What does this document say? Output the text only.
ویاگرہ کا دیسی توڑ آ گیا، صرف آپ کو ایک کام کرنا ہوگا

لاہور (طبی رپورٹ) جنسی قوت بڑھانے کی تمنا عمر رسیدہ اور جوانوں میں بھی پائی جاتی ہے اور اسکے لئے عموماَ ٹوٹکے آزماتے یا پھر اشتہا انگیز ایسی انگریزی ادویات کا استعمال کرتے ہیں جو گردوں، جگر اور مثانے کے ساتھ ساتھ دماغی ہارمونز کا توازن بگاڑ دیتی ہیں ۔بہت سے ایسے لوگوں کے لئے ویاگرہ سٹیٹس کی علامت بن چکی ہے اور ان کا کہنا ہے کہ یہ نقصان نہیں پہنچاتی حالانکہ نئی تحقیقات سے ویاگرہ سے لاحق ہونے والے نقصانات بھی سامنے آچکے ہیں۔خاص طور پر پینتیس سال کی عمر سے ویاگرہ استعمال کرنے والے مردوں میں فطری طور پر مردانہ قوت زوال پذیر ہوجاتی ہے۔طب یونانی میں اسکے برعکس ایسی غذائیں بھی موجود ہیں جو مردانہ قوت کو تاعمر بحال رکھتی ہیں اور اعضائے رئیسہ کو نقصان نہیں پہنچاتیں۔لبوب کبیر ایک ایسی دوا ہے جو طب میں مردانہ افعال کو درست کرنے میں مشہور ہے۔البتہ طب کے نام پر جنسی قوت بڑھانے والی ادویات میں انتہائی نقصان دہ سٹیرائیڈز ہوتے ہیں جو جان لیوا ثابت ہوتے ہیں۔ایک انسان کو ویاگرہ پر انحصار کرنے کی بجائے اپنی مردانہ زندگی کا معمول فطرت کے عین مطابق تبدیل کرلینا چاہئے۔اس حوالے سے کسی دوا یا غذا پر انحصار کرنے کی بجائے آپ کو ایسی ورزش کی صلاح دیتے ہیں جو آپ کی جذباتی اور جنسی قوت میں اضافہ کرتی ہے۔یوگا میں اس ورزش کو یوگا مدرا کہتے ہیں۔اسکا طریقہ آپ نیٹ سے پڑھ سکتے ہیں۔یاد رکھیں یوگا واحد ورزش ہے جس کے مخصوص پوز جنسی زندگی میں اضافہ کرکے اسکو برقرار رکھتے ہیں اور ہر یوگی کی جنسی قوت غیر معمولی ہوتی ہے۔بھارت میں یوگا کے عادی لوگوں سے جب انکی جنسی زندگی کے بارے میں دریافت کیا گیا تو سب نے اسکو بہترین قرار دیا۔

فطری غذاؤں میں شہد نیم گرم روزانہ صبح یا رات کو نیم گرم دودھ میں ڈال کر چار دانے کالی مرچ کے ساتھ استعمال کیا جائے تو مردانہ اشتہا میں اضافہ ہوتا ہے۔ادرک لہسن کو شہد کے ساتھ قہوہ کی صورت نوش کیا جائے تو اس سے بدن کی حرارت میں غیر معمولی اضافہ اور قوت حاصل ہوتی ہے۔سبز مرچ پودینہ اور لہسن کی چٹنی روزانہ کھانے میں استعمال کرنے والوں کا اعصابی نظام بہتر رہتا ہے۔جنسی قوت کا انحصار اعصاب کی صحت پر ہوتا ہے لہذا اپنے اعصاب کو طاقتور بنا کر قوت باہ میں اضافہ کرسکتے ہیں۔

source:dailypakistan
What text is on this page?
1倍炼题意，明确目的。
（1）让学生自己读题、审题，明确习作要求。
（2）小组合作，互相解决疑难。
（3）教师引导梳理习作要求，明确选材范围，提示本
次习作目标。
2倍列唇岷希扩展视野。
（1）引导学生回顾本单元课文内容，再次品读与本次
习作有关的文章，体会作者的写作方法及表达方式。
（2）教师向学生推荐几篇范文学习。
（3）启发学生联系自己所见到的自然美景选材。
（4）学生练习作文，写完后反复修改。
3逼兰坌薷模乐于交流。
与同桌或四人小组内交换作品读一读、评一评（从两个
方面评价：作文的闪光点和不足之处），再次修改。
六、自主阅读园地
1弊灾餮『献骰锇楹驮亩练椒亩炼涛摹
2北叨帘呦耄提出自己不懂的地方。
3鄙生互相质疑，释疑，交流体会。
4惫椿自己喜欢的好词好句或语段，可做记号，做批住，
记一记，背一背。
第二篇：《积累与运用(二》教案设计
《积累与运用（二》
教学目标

= = = = = = =

Short exercise: Copy out the material word for word and line for line.

Task solution:
What does this document say? Output the text only.
ویاگرہ کا دیسی توڑ آ گیا، صرف آپ کو ایک کام کرنا ہوگا

لاہور (طبی رپورٹ) جنسی قوت بڑھانے کی تمنا عمر رسیدہ اور جوانوں میں بھی پائی جاتی ہے اور اسکے لئے عموماَ ٹوٹکے آزماتے یا پھر اشتہا انگیز ایسی انگریزی ادویات کا استعمال کرتے ہیں جو گردوں، جگر اور مثانے کے ساتھ ساتھ دماغی ہارمونز کا توازن بگاڑ دیتی ہیں ۔بہت سے ایسے لوگوں کے لئے ویاگرہ سٹیٹس کی علامت بن چکی ہے اور ان کا کہنا ہے کہ یہ نقصان نہیں پہنچاتی حالانکہ نئی تحقیقات سے ویاگرہ سے لاحق ہونے والے نقصانات بھی سامنے آچکے ہیں۔خاص طور پر پینتیس سال کی عمر سے ویاگرہ استعمال کرنے والے مردوں میں فطری طور پر مردانہ قوت زوال پذیر ہوجاتی ہے۔طب یونانی میں اسکے برعکس ایسی غذائیں بھی موجود ہیں جو مردانہ قوت کو تاعمر بحال رکھتی ہیں اور اعضائے رئیسہ کو نقصان نہیں پہنچاتیں۔لبوب کبیر ایک ایسی دوا ہے جو طب میں مردانہ افعال کو درست کرنے میں مشہور ہے۔البتہ طب کے نام پر جنسی قوت بڑھانے والی ادویات میں انتہائی نقصان دہ سٹیرائیڈز ہوتے ہیں جو جان لیوا ثابت ہوتے ہیں۔ایک انسان کو ویاگرہ پر انحصار کرنے کی بجائے اپنی مردانہ زندگی کا معمول فطرت کے عین مطابق تبدیل کرلینا چاہئے۔اس حوالے سے کسی دوا یا غذا پر انحصار کرنے کی بجائے آپ کو ایسی ورزش کی صلاح دیتے ہیں جو آپ کی جذباتی اور جنسی قوت میں اضافہ کرتی ہے۔یوگا میں اس ورزش کو یوگا مدرا کہتے ہیں۔اسکا طریقہ آپ نیٹ سے پڑھ سکتے ہیں۔یاد رکھیں یوگا واحد ورزش ہے جس کے مخصوص پوز جنسی زندگی میں اضافہ کرکے اسکو برقرار رکھتے ہیں اور ہر یوگی کی جنسی قوت غیر معمولی ہوتی ہے۔بھارت میں یوگا کے عادی لوگوں سے جب انکی جنسی زندگی کے بارے میں دریافت کیا گیا تو سب نے اسکو بہترین قرار دیا۔

فطری غذاؤں میں شہد نیم گرم روزانہ صبح یا رات کو نیم گرم دودھ میں ڈال کر چار دانے کالی مرچ کے ساتھ استعمال کیا جائے تو مردانہ اشتہا میں اضافہ ہوتا ہے۔ادرک لہسن کو شہد کے ساتھ قہوہ کی صورت نوش کیا جائے تو اس سے بدن کی حرارت میں غیر معمولی اضافہ اور قوت حاصل ہوتی ہے۔سبز مرچ پودینہ اور لہسن کی چٹنی روزانہ کھانے میں استعمال کرنے والوں کا اعصابی نظام بہتر رہتا ہے۔جنسی قوت کا انحصار اعصاب کی صحت پر ہوتا ہے لہذا اپنے اعصاب کو طاقتور بنا کر قوت باہ میں اضافہ کرسکتے ہیں۔

source:dailypakistan
What text is on this page?
1倍炼题意，明确目的。
（1）让学生自己读题、审题，明确习作要求。
（2）小组合作，互相解决疑难。
（3）教师引导梳理习作要求，明确选材范围，提示本
次习作目标。
2倍列唇岷希扩展视野。
（1）引导学生回顾本单元课文内容，再次品读与本次
习作有关的文章，体会作者的写作方法及表达方式。
（2）教师向学生推荐几篇范文学习。
（3）启发学生联系自己所见到的自然美景选材。
（4）学生练习作文，写完后反复修改。
3逼兰坌薷模乐于交流。
与同桌或四人小组内交换作品读一读、评一评（从两个
方面评价：作文的闪光点和不足之处），再次修改。
六、自主阅读园地
1弊灾餮『献骰锇楹驮亩练椒亩炼涛摹
2北叨帘呦耄提出自己不懂的地方。
3鄙生互相质疑，释疑，交流体会。
4惫椿自己喜欢的好词好句或语段，可做记号，做批住，
记一记，背一背。
第二篇：《积累与运用(二》教案设计
《积累与运用（二》
教学目标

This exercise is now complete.